-- TASK DIRECTIONS --
Write out exactly the lines running from the one with "Convert this screenshot" to the end of the data, including both of those lines and excluding pictures.
──────────────────────────────
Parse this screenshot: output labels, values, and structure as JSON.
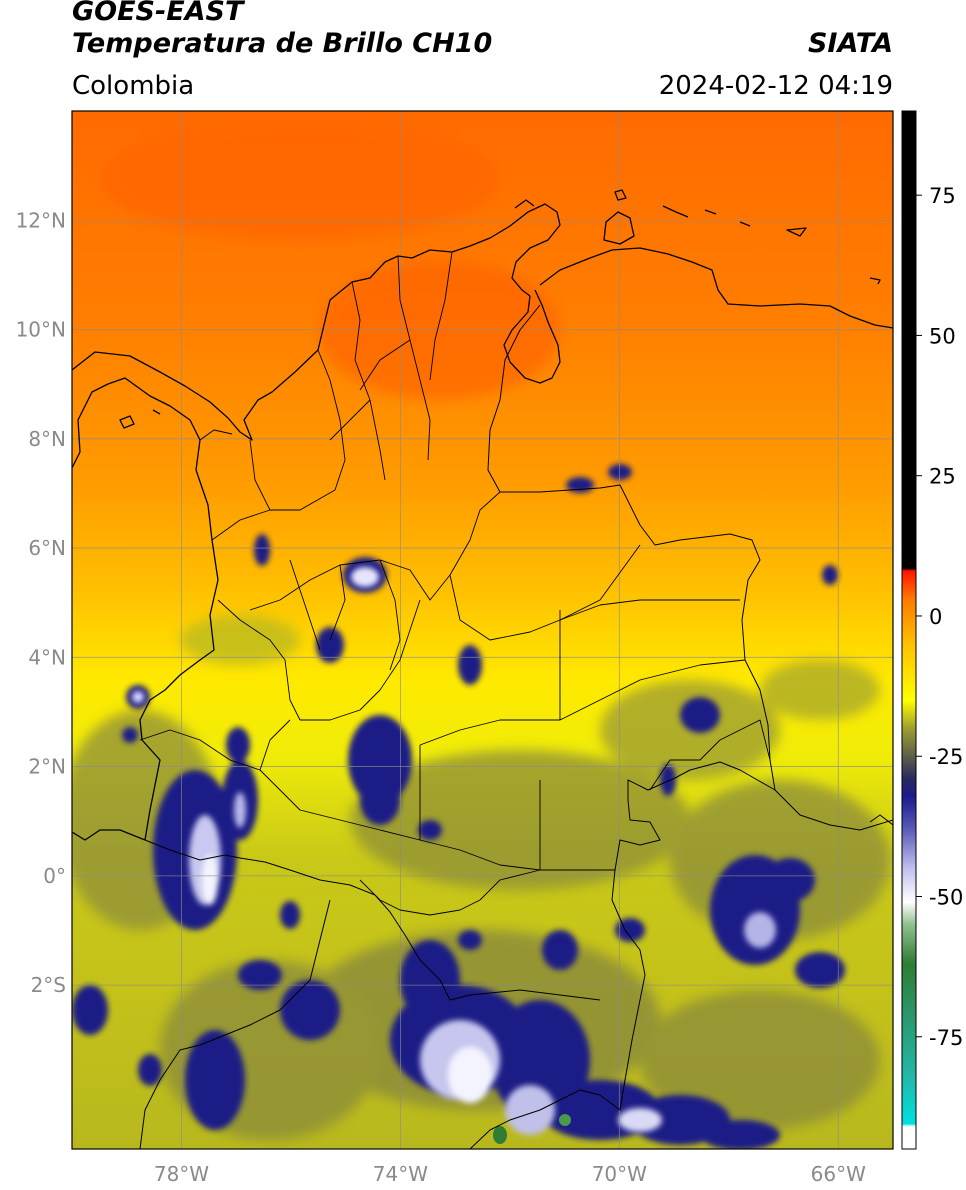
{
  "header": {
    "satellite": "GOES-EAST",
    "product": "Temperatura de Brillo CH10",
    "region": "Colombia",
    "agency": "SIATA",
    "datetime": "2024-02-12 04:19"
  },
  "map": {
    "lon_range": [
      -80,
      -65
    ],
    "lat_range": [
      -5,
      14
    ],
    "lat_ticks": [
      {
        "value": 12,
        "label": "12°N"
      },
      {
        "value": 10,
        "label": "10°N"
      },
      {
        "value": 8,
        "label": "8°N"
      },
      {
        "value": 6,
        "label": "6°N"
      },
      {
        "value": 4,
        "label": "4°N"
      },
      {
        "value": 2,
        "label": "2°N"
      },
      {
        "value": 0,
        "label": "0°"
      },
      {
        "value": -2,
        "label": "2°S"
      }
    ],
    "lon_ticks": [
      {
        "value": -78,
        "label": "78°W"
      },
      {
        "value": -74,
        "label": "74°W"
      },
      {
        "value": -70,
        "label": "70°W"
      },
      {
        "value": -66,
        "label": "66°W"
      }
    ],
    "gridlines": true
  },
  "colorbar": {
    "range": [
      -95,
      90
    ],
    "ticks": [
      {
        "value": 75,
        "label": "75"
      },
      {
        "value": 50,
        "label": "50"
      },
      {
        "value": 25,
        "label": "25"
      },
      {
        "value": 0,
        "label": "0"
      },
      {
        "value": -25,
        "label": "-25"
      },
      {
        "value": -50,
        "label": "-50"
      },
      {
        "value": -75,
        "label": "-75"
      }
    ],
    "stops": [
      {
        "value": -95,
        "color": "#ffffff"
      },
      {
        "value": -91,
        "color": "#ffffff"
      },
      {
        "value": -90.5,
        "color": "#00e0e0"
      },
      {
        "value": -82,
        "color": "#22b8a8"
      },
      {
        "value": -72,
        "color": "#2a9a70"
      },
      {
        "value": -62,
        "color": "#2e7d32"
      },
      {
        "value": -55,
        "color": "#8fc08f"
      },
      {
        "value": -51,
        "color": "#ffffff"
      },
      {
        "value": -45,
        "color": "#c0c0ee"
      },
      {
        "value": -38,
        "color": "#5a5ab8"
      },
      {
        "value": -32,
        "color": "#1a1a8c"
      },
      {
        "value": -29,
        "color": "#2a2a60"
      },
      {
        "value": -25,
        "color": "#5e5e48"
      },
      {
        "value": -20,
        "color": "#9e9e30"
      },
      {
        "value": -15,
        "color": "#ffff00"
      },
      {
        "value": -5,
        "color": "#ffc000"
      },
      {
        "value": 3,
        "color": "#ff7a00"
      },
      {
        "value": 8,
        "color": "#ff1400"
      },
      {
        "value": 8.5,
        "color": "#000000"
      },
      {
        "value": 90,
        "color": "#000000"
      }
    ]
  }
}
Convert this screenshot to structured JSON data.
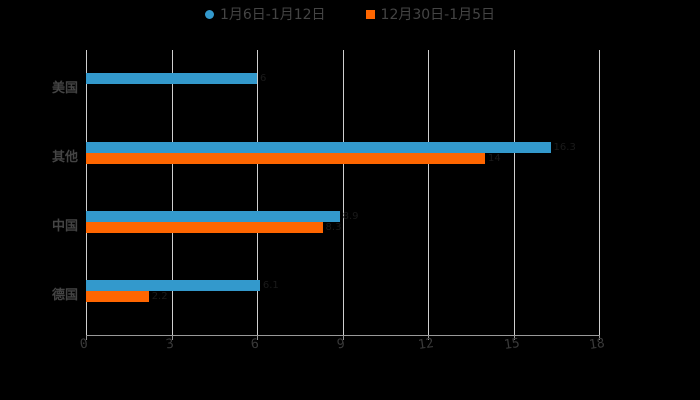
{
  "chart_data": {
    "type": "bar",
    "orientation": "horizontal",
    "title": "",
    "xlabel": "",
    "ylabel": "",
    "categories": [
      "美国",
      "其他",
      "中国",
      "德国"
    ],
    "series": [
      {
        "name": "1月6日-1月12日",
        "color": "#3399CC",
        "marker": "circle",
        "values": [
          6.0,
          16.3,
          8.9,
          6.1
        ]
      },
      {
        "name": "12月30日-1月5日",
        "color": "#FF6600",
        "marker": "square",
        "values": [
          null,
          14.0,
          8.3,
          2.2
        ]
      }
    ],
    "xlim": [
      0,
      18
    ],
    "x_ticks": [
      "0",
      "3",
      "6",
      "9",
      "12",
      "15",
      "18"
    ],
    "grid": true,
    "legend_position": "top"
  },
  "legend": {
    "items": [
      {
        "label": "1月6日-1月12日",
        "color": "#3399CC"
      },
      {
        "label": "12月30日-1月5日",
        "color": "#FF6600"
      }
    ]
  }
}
──────────────────────────────
-- OUTPUT OF THE TASK --
Convert this screenshot to structured JSON data.
{
  "chart_data": {
    "type": "bar",
    "orientation": "horizontal",
    "title": "",
    "xlabel": "",
    "ylabel": "",
    "categories": [
      "美国",
      "其他",
      "中国",
      "德国"
    ],
    "series": [
      {
        "name": "1月6日-1月12日",
        "color": "#3399CC",
        "marker": "circle",
        "values": [
          6.0,
          16.3,
          8.9,
          6.1
        ]
      },
      {
        "name": "12月30日-1月5日",
        "color": "#FF6600",
        "marker": "square",
        "values": [
          null,
          14.0,
          8.3,
          2.2
        ]
      }
    ],
    "xlim": [
      0,
      18
    ],
    "x_ticks": [
      "0",
      "3",
      "6",
      "9",
      "12",
      "15",
      "18"
    ],
    "grid": true,
    "legend_position": "top"
  },
  "legend": {
    "items": [
      {
        "label": "1月6日-1月12日",
        "color": "#3399CC"
      },
      {
        "label": "12月30日-1月5日",
        "color": "#FF6600"
      }
    ]
  }
}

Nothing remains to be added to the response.